TASK GOAL ->
Keep only the lines of the data below that contain "Taupunkt", and copy them.

# Start of INFORMATION SHOWN

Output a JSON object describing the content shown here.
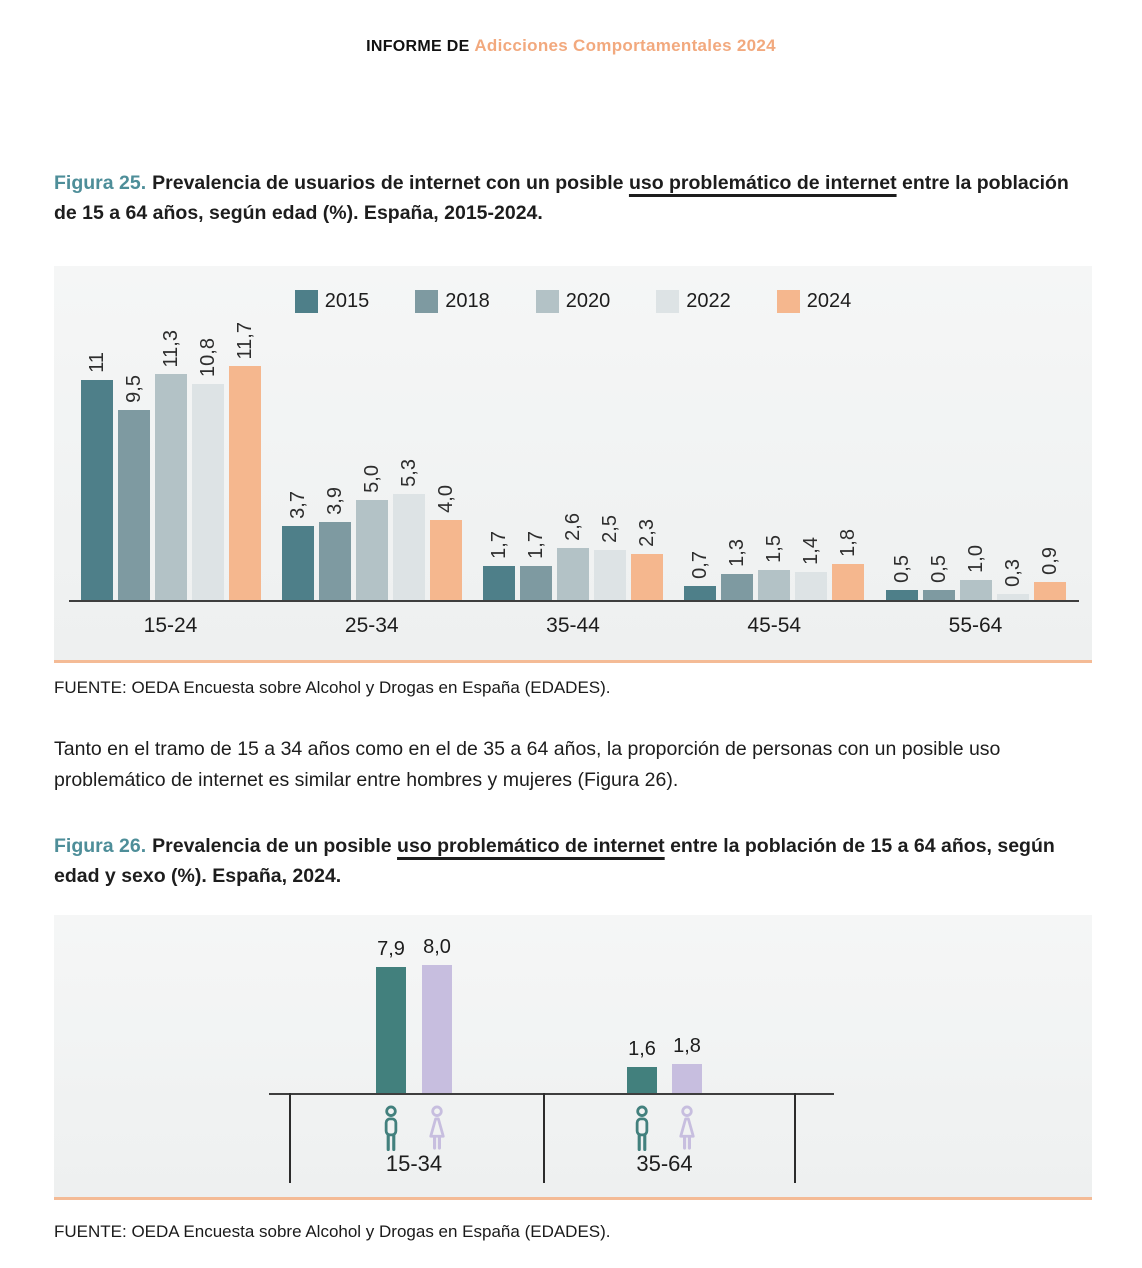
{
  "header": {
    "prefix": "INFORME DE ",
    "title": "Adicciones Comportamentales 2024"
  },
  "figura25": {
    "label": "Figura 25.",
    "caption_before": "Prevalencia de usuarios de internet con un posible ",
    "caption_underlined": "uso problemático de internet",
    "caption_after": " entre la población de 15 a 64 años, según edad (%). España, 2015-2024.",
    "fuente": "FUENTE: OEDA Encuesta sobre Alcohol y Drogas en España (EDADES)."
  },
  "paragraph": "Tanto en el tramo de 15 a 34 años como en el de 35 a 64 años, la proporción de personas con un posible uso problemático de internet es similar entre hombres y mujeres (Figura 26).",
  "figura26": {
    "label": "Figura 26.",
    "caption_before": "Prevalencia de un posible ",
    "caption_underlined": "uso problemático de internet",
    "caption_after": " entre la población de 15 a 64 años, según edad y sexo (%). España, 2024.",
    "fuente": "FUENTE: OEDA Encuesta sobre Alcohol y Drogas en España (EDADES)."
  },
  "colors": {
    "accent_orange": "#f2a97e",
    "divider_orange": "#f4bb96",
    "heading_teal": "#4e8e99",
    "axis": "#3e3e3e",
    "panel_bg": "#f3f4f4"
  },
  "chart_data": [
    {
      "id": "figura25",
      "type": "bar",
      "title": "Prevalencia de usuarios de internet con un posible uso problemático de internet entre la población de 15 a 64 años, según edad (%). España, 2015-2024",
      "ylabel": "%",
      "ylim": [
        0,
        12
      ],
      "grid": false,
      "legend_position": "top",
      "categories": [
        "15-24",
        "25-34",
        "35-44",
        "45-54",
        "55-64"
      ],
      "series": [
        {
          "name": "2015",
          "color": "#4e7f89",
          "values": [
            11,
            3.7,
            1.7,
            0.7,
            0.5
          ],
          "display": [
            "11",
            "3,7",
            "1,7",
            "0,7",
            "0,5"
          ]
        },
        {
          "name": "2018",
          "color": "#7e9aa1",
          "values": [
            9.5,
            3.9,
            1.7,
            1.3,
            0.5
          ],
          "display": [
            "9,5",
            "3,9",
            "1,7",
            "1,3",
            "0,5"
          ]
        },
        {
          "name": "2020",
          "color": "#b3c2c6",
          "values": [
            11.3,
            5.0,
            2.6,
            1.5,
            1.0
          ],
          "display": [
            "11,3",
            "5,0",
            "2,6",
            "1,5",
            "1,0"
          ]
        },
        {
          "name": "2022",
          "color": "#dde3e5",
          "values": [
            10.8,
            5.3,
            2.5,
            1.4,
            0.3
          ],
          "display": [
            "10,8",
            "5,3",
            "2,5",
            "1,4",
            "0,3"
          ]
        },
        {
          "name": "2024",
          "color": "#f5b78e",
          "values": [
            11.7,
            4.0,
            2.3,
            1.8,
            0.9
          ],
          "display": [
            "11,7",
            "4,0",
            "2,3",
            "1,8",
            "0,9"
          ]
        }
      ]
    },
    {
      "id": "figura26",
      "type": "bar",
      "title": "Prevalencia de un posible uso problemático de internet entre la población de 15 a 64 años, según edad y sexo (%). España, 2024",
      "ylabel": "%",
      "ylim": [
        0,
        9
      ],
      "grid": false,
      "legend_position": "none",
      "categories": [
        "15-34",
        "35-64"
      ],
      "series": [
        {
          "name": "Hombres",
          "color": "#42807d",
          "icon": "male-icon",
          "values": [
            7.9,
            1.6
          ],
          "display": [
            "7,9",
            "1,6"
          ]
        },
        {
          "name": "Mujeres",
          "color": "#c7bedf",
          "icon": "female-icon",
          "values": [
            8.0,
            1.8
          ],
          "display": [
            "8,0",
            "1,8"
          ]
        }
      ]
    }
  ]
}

# End of INFORMATION SHOWN
# Start of INFORMATION SHOWN

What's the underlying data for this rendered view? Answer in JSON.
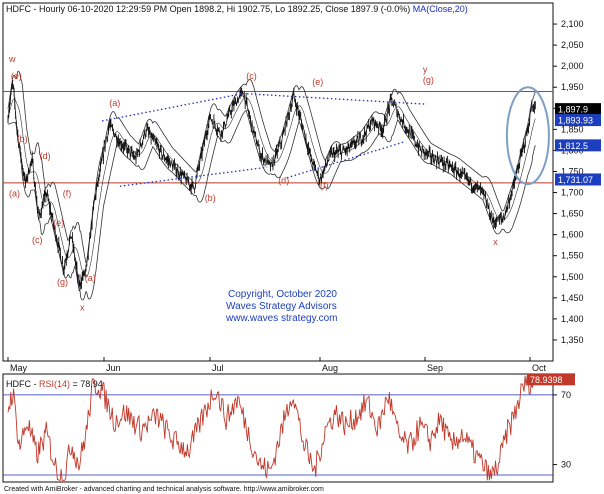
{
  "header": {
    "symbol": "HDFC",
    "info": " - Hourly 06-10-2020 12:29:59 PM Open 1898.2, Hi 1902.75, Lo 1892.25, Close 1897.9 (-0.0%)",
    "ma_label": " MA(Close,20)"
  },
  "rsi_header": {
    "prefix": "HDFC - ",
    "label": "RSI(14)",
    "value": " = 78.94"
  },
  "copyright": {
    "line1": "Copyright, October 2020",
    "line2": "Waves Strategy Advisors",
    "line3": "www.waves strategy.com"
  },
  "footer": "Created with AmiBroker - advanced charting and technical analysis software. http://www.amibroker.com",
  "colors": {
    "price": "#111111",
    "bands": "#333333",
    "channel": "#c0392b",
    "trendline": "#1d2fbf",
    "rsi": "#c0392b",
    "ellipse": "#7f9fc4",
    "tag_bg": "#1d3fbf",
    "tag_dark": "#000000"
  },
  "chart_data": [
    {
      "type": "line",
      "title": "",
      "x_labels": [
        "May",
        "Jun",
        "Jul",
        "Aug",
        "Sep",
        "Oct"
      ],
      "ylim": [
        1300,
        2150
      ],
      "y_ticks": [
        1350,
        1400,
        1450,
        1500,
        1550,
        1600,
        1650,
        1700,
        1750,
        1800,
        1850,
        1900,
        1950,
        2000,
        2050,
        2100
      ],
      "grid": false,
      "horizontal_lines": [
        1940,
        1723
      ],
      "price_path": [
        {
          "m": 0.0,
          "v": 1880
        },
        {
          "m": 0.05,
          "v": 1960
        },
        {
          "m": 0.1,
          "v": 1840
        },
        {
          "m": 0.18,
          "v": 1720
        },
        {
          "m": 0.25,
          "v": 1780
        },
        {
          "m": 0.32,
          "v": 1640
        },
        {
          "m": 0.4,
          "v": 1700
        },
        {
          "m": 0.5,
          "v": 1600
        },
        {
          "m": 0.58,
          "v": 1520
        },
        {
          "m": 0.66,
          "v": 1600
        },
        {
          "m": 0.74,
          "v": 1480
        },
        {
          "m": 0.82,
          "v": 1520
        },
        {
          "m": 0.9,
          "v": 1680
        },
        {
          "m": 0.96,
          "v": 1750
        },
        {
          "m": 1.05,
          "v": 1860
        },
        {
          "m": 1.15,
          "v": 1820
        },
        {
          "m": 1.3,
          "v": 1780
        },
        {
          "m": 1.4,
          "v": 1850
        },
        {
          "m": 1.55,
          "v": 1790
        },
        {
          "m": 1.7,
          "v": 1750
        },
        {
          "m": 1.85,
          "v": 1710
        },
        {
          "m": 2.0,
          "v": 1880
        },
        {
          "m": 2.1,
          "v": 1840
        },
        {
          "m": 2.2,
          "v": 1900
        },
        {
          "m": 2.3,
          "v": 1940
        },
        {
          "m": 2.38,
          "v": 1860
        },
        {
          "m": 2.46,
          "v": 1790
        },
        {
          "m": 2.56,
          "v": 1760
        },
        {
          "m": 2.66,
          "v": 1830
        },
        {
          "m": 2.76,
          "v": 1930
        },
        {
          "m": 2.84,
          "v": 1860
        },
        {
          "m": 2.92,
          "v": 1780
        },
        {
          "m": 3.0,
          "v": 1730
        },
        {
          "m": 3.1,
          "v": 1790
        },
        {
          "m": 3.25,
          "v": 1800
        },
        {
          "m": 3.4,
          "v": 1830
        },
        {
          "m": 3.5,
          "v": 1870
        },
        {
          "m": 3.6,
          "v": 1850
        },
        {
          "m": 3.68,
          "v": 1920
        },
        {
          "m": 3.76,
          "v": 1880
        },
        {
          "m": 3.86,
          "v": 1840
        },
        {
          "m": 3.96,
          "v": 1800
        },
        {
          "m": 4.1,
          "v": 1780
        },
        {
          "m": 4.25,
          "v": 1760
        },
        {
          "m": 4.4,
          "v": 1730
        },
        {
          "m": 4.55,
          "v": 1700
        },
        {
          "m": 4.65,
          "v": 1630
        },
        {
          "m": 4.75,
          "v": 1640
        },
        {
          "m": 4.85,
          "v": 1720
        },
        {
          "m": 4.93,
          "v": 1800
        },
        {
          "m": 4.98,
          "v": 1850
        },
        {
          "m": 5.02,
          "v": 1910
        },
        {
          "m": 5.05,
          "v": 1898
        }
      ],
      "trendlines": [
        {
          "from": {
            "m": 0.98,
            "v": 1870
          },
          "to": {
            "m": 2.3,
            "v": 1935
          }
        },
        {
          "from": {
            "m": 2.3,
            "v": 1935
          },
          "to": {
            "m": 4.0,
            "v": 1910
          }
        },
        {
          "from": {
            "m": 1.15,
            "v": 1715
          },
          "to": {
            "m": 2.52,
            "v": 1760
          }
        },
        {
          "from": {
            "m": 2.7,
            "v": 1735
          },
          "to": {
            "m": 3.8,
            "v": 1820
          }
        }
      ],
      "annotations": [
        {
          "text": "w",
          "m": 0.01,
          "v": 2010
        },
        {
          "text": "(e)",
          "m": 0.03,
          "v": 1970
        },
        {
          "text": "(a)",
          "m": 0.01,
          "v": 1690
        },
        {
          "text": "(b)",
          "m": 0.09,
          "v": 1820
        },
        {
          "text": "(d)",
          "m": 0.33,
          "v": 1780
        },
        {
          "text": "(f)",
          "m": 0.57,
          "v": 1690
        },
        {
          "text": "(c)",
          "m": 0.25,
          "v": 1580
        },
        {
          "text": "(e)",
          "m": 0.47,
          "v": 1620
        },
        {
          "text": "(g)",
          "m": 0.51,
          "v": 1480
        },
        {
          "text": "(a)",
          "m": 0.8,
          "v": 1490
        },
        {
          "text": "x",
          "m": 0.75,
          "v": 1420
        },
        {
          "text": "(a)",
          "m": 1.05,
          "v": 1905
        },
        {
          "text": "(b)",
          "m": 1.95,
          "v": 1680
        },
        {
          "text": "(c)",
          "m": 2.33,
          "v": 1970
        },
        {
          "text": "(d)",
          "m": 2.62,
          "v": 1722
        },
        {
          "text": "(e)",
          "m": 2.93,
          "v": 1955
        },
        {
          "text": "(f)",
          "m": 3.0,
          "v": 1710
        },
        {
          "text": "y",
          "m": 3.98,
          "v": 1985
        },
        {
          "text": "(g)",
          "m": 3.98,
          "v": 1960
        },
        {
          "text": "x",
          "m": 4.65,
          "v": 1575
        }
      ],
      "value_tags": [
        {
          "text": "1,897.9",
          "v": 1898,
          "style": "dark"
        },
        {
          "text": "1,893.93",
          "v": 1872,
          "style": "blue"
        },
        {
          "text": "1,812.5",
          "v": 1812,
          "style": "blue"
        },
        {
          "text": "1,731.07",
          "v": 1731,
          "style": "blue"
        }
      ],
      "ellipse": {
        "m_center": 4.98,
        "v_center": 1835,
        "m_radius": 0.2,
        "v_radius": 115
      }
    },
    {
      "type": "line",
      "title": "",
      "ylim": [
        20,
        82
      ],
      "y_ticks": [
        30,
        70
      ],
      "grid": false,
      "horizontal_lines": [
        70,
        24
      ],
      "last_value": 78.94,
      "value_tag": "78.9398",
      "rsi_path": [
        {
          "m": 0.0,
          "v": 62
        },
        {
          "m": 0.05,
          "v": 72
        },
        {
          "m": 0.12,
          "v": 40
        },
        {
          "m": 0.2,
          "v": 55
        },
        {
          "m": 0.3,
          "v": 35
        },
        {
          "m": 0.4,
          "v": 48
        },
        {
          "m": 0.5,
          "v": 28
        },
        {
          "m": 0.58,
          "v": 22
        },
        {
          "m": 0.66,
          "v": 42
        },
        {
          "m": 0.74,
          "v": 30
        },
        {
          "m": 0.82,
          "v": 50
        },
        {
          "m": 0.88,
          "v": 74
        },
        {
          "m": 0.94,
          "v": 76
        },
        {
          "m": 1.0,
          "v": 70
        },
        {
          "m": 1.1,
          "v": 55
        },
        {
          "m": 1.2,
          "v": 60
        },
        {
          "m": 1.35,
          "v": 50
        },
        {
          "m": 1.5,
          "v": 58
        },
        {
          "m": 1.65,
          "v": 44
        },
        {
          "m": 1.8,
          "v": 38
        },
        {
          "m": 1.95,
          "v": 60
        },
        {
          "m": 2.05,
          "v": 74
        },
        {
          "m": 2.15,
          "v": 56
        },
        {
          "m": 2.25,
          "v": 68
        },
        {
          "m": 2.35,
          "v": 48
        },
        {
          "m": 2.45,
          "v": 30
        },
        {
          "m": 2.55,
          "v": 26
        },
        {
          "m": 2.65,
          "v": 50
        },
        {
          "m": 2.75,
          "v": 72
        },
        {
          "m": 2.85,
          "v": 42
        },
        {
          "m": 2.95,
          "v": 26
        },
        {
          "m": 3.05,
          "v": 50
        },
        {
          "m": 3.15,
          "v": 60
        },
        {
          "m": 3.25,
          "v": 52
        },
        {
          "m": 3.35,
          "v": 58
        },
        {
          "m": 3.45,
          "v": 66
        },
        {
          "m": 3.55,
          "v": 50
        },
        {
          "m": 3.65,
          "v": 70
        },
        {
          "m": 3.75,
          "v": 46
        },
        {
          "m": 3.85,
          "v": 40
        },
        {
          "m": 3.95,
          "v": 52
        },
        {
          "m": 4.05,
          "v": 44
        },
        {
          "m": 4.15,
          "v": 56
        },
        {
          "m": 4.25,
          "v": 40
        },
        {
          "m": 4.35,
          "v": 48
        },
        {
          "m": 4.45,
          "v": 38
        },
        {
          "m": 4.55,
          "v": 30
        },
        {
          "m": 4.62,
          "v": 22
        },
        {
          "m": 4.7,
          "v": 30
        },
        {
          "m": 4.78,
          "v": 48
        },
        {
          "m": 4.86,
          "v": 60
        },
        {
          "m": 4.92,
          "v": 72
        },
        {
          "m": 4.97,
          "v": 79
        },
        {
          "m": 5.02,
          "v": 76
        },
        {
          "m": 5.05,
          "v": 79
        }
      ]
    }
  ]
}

# End of INFORMATION SHOWN
# Start of INFORMATION SHOWN

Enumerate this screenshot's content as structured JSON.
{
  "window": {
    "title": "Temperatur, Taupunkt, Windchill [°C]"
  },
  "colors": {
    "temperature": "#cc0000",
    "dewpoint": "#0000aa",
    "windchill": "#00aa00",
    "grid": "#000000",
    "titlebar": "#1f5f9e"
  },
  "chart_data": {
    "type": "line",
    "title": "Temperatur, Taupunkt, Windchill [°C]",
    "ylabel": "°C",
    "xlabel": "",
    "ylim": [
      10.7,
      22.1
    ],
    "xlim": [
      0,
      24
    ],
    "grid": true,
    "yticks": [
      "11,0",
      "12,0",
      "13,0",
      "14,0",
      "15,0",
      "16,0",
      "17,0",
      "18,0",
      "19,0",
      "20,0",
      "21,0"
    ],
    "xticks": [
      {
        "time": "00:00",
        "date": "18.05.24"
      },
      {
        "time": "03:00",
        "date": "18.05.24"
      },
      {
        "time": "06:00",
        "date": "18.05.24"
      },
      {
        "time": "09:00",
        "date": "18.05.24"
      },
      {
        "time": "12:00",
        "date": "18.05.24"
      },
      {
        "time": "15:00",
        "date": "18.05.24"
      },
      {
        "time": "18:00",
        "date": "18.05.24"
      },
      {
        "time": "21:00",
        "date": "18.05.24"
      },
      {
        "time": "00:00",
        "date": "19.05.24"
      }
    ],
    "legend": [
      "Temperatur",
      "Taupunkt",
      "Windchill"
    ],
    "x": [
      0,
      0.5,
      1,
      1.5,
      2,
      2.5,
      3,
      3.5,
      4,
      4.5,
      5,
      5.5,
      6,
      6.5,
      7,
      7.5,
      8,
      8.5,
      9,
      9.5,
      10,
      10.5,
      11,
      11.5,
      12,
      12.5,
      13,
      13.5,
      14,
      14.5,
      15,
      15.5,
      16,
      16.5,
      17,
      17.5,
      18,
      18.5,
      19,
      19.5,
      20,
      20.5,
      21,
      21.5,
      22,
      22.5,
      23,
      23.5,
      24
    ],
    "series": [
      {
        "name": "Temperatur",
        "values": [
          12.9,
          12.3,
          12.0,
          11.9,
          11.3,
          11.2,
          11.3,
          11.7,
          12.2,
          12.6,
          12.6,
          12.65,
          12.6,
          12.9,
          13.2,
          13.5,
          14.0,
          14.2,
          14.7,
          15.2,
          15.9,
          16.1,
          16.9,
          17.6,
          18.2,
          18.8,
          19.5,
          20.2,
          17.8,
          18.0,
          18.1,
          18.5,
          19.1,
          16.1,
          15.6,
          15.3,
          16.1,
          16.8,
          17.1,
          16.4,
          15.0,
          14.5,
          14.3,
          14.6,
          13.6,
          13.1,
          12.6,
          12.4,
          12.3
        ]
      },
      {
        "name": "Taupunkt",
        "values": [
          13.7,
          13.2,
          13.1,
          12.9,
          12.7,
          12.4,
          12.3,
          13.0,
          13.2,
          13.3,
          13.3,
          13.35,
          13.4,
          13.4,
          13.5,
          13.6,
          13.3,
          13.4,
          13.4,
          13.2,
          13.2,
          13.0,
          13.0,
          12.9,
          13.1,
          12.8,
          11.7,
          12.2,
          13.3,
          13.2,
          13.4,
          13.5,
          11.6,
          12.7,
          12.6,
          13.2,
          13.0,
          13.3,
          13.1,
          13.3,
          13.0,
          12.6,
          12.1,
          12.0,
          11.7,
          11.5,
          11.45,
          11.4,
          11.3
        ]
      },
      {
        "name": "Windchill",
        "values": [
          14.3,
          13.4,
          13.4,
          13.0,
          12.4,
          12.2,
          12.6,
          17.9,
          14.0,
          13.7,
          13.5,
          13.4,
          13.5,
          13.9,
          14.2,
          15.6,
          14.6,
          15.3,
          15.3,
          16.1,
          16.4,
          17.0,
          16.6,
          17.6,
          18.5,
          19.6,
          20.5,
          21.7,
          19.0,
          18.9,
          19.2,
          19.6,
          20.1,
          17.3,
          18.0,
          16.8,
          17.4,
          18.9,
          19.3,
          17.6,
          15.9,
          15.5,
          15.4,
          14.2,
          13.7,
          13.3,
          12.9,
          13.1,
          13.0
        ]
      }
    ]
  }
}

# End of INFORMATION SHOWN

TASK OUTPUT ->
    "title": "Temperatur, Taupunkt, Windchill [°C]"
    "title": "Temperatur, Taupunkt, Windchill [°C]",
      "Taupunkt",
        "name": "Taupunkt",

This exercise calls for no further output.